[Exercise details] Copy out the lines from the very first one through the line containing "answer-question-button[interactable]: Answer Question", including both, with no changes.

◇ ◇ ◇ ◇ ◇ ◇ ◇

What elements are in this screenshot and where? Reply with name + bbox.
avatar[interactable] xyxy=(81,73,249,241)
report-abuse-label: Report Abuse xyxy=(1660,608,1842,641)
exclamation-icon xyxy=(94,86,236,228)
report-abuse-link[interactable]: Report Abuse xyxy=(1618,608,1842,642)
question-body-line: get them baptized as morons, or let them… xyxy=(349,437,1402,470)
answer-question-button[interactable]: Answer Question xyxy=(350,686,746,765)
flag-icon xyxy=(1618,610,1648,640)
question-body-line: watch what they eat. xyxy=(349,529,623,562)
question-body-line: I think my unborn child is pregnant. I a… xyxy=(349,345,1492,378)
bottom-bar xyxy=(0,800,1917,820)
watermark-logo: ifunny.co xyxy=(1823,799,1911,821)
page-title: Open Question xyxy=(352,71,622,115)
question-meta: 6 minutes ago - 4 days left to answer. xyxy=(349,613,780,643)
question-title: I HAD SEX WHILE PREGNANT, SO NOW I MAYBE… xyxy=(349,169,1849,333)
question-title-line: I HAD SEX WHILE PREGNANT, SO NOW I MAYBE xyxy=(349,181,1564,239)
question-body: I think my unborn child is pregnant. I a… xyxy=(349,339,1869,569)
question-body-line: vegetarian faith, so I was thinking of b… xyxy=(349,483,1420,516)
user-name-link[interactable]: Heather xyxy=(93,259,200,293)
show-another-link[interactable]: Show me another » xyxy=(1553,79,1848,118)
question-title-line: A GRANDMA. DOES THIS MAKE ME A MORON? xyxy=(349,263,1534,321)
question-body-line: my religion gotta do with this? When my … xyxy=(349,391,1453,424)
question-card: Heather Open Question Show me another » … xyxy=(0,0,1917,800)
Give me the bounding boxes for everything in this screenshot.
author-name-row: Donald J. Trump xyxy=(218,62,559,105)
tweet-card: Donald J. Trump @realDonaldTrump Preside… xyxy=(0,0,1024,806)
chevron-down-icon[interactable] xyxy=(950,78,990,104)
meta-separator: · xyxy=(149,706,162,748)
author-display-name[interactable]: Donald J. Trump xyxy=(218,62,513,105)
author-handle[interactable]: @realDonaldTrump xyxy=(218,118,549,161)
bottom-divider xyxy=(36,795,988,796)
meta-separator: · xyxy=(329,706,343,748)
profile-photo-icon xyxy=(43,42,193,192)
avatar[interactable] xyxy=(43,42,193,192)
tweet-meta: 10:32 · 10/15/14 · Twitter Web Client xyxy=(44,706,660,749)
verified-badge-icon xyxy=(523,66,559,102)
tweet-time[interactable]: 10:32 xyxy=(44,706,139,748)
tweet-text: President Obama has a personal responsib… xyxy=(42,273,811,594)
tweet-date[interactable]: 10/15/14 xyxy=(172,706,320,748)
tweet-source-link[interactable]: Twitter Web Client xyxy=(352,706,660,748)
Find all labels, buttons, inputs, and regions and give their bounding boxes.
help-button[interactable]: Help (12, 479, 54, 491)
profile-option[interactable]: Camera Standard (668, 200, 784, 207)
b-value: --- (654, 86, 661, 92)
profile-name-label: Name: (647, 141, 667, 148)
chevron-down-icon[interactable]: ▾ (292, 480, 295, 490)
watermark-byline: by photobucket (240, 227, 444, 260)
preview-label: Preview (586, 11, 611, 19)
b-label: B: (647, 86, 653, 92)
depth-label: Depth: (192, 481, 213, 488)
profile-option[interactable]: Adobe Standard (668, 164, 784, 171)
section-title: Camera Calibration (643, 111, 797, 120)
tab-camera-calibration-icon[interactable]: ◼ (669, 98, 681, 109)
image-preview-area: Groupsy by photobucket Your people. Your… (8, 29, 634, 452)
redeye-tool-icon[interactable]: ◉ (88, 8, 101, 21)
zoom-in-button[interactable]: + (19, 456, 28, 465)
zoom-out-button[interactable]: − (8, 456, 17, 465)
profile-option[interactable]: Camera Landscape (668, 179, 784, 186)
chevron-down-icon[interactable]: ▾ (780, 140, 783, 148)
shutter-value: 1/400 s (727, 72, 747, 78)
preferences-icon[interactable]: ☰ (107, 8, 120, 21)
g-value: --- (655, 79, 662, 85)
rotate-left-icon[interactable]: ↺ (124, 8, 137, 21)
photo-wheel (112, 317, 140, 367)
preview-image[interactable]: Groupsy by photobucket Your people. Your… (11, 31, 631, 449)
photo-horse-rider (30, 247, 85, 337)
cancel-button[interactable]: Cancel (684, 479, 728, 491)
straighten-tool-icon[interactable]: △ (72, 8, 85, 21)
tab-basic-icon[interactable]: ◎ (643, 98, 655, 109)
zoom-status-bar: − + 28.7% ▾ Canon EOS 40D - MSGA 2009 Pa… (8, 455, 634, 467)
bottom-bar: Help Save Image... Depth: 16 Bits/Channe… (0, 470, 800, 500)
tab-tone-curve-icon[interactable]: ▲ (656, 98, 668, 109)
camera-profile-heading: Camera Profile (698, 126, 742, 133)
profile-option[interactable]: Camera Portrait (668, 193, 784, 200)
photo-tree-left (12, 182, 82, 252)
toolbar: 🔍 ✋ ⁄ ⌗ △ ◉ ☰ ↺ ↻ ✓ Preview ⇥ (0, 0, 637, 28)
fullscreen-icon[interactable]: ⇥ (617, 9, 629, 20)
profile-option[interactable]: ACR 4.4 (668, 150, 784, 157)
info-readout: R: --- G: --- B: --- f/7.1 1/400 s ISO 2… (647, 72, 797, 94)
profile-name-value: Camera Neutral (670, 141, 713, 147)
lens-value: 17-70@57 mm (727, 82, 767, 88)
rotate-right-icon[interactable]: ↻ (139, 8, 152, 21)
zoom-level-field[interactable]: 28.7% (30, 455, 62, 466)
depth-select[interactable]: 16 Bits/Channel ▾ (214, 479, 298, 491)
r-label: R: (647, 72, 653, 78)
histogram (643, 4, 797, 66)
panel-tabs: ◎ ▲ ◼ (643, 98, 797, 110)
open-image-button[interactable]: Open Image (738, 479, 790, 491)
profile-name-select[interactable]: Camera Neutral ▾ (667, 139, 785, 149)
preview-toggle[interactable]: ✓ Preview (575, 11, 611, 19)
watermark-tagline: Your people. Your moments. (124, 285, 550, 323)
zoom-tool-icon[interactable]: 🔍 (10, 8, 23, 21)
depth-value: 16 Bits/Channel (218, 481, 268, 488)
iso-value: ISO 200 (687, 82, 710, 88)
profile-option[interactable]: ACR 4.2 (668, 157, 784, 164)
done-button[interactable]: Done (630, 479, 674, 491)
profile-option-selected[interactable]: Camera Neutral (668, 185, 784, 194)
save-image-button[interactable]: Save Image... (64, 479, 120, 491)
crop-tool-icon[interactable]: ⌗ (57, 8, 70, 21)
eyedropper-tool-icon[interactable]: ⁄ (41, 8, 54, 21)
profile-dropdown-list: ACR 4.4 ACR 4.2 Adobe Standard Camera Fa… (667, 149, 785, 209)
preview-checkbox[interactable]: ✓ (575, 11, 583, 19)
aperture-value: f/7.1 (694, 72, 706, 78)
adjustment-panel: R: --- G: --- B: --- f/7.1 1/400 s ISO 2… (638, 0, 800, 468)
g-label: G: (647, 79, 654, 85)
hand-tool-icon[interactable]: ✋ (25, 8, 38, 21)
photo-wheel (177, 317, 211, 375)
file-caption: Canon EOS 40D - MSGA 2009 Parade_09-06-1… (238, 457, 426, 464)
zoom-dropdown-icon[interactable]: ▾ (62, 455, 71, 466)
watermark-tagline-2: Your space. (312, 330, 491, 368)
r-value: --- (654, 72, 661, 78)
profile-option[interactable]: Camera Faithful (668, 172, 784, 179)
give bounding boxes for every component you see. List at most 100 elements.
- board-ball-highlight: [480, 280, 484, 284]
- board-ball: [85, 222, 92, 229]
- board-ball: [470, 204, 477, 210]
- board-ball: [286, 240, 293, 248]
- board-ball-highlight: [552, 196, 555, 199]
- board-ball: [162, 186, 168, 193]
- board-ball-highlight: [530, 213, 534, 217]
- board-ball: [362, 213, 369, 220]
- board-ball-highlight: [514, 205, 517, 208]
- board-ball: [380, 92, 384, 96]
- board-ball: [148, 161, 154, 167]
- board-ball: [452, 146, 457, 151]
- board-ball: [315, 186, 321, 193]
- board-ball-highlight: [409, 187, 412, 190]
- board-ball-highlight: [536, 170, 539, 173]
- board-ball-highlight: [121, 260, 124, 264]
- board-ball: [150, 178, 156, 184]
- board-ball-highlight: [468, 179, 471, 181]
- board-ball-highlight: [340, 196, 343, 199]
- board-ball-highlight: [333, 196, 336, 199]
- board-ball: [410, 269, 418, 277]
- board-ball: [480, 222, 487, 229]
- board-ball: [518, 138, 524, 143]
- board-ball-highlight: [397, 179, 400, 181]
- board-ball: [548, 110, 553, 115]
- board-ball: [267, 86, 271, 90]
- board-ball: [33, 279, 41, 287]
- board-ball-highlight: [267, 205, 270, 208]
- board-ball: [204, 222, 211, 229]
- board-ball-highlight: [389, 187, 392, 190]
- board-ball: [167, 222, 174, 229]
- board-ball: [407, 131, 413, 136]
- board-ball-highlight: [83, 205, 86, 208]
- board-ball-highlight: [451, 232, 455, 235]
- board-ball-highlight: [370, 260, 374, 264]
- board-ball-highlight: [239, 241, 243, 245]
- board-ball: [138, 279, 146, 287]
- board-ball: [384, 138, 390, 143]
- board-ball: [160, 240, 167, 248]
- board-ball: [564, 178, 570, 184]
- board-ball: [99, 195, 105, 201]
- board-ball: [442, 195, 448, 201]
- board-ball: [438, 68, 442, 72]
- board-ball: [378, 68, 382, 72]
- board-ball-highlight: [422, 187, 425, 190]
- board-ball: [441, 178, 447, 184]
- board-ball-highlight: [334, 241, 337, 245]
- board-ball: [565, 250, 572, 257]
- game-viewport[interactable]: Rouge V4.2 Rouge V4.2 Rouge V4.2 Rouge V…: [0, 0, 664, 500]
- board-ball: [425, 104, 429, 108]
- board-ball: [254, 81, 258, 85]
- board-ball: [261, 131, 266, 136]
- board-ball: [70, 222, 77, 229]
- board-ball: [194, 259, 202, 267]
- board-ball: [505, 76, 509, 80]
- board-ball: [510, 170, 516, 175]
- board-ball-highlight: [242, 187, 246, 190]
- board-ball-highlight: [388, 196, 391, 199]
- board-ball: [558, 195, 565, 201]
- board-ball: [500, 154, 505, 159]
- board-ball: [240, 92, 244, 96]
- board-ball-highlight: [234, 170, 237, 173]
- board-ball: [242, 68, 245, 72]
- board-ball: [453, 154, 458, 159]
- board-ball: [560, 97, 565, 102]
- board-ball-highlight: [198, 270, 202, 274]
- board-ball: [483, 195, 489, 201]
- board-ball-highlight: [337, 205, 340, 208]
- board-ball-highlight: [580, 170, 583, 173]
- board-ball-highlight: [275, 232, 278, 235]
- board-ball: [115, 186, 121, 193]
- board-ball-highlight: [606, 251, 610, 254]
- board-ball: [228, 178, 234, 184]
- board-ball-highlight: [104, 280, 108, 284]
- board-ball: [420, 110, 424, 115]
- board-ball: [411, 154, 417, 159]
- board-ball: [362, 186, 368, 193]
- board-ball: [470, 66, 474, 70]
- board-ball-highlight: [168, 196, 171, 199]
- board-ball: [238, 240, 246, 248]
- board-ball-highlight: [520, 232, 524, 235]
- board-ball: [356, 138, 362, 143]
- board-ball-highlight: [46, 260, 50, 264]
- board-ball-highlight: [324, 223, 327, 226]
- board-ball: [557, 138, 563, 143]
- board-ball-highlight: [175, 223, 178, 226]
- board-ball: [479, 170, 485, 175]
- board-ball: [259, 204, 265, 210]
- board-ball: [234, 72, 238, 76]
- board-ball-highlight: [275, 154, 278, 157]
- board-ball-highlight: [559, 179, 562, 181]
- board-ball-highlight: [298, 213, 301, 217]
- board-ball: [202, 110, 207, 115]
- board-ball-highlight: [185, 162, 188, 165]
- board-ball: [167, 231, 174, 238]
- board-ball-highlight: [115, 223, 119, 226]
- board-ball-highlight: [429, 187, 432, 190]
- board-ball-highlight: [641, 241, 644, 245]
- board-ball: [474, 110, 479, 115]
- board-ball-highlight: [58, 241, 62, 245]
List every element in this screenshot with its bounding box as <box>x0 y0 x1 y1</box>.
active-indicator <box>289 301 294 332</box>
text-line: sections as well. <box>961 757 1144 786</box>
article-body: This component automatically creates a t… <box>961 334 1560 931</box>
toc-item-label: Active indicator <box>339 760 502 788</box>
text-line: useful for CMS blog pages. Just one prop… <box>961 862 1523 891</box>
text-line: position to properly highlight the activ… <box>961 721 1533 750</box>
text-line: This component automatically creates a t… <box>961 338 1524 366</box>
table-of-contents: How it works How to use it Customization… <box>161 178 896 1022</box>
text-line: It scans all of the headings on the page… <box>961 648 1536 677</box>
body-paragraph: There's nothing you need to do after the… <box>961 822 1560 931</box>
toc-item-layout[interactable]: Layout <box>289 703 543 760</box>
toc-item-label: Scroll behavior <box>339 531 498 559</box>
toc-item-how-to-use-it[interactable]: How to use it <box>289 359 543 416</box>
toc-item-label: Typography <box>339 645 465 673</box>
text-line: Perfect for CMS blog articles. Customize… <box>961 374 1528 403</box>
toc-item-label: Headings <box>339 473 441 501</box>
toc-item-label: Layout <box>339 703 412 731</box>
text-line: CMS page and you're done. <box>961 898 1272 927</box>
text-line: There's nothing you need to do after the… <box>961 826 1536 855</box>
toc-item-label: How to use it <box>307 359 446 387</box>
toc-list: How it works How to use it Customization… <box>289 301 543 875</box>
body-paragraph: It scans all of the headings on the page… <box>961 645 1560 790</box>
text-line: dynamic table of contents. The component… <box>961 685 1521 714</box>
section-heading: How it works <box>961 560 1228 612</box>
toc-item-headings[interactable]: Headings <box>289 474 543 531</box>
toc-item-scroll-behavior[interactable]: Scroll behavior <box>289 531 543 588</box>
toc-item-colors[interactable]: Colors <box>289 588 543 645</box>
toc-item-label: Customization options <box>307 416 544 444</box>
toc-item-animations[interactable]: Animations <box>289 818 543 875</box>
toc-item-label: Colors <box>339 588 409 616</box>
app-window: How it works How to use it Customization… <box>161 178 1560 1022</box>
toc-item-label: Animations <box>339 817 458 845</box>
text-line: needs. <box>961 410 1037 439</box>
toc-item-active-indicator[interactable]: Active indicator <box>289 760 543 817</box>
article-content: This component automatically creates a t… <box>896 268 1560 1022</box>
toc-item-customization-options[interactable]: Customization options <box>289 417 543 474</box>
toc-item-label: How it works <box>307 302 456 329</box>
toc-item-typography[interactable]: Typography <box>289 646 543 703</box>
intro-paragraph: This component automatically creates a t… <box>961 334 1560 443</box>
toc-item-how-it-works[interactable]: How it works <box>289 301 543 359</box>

◇ ◇ ◇ ◇ ◇ ◇ ◇

[Solution for this problem]
What elements are in this screenshot and where? Reply with name + bbox.
avatar[interactable] xyxy=(81,73,249,241)
report-abuse-label: Report Abuse xyxy=(1660,608,1842,641)
exclamation-icon xyxy=(94,86,236,228)
report-abuse-link[interactable]: Report Abuse xyxy=(1618,608,1842,642)
question-body-line: get them baptized as morons, or let them… xyxy=(349,437,1402,470)
answer-question-button[interactable]: Answer Question xyxy=(350,686,746,765)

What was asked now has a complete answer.